QUOTED PASSAGE.
|---|

If you fail to load a wagon in 16.7ms, it'll briefly stop until you throw the picture.

via GIPHY

That moving train can be any movement on the web page. It could be an animation, transition, a page scroll, text selection, or any other motion.

If the train has to stop for you, it will deliver the frames with a delay. Users will notice it, and they won't like it!

Anytime you want to change the page, you need to somehow slide your work in a 16.7ms slot without slowing it down.

Sometimes it's tricky to do it, though.

Many developers still use setInterval() to make a timed loop. For instance, to repeat an action or create an animation.

There's a problem with  setInterval(), though. It doesn't have enough precision to run your code at the exact frequency you define.

If you set the interval to repeat your code every 16.7ms, your code could run at any point during each 16.7ms slot.

|---|

DATASET RECORDS.
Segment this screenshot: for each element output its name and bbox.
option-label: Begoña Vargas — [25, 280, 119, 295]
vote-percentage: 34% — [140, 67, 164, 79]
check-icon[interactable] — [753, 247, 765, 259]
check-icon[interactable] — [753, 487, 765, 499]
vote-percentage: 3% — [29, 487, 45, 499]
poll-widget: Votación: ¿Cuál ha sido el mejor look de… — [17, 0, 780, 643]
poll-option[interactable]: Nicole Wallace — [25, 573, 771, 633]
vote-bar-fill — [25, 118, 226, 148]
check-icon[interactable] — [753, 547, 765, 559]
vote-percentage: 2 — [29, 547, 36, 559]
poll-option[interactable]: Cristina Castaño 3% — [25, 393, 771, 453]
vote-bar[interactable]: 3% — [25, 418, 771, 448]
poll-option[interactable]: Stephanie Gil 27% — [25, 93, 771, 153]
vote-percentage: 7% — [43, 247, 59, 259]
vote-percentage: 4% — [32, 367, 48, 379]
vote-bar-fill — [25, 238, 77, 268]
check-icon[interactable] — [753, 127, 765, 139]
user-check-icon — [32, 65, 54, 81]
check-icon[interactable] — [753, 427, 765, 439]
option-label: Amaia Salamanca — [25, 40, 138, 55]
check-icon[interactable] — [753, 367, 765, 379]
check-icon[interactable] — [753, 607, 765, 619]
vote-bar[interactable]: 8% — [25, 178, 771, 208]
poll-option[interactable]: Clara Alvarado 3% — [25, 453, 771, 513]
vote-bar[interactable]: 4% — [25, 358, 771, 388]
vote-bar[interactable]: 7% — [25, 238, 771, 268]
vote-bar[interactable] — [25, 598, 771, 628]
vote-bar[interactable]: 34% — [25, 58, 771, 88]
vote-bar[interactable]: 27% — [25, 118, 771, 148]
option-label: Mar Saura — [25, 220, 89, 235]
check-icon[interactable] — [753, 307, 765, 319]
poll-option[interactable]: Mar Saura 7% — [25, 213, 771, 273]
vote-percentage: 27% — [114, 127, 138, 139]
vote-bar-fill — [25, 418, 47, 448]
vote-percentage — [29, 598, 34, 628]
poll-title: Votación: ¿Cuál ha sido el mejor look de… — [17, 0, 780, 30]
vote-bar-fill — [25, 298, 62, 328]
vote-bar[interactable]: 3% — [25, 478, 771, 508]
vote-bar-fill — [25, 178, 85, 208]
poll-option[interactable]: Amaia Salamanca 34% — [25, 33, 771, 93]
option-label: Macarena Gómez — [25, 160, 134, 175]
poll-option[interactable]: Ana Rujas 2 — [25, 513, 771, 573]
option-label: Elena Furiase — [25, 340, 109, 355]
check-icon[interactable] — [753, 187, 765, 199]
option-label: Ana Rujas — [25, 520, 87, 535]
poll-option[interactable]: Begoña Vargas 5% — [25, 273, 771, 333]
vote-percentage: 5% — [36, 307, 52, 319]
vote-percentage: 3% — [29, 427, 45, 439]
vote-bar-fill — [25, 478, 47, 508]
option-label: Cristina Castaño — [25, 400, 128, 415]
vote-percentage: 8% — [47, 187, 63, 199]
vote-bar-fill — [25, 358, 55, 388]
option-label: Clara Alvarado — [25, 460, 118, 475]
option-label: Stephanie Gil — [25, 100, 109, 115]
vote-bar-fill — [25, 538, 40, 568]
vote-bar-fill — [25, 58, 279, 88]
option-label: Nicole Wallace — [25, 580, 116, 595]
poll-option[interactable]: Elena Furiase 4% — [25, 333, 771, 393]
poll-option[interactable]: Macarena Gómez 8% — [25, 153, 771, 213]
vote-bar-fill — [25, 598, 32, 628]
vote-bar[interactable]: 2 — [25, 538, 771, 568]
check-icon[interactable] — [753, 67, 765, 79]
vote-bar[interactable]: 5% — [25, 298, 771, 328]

|---|

TASKS AND EXERCISES.
1. From the frame-timing passage, copy the words from "If the train" to "frequency you define.".
2. According to the frame-timing passage, what is the problem with setInterval()?

PROBLEM SOLUTIONS.
1.
If the train has to stop for you, it will deliver the frames with a delay. Users will notice it, and they won't like it!

Anytime you want to change the page, you need to somehow slide your work in a 16.7ms slot without slowing it down.

Sometimes it's tricky to do it, though.

Many developers still use setInterval() to make a timed loop. For instance, to repeat an action or create an animation.

There's a problem with  setInterval(), though. It doesn't have enough precision to run your code at the exact frequency you define.

2. It doesn't have enough precision to run code at the exact frequency you define.